Only lines with the word "name" are needed; collect each of them from the listing below.

** Start of SOURCE RECORDS **

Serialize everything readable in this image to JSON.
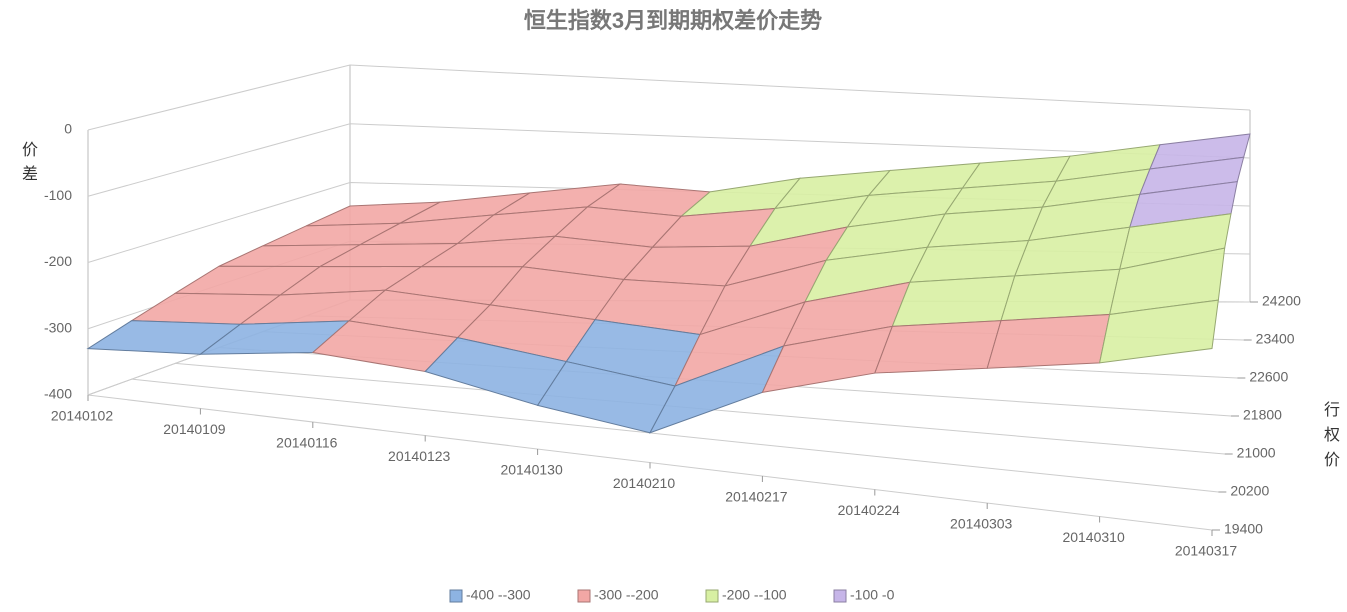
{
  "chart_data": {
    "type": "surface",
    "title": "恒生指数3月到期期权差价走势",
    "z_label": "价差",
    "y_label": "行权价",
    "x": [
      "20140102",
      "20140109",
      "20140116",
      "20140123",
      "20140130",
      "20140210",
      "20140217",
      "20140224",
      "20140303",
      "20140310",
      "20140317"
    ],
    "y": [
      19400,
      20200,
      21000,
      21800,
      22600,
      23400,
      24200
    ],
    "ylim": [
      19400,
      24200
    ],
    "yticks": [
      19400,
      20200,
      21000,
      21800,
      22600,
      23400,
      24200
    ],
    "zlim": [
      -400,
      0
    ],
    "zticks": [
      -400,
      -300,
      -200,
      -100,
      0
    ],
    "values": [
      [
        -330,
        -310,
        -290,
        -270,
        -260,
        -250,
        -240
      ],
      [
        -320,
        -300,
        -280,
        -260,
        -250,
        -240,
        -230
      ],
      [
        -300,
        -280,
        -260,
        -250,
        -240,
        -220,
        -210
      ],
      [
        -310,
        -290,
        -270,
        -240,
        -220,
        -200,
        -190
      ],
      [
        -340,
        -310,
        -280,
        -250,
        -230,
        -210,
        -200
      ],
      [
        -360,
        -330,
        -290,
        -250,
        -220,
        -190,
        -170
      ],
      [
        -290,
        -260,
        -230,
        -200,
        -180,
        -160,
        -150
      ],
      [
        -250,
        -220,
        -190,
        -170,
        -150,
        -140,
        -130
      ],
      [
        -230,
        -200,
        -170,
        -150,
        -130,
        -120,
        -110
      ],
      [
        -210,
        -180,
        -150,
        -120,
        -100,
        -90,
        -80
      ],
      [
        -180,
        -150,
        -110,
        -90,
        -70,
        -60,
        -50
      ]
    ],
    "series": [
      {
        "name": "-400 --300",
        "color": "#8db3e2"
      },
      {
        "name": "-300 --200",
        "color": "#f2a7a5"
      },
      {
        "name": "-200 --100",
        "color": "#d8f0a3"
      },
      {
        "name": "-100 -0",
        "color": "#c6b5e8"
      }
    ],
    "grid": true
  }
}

** End of SOURCE RECORDS **

**REPLY TO THE EXERCISE:**
        "name": "-400 --300",
        "name": "-300 --200",
        "name": "-200 --100",
        "name": "-100 -0",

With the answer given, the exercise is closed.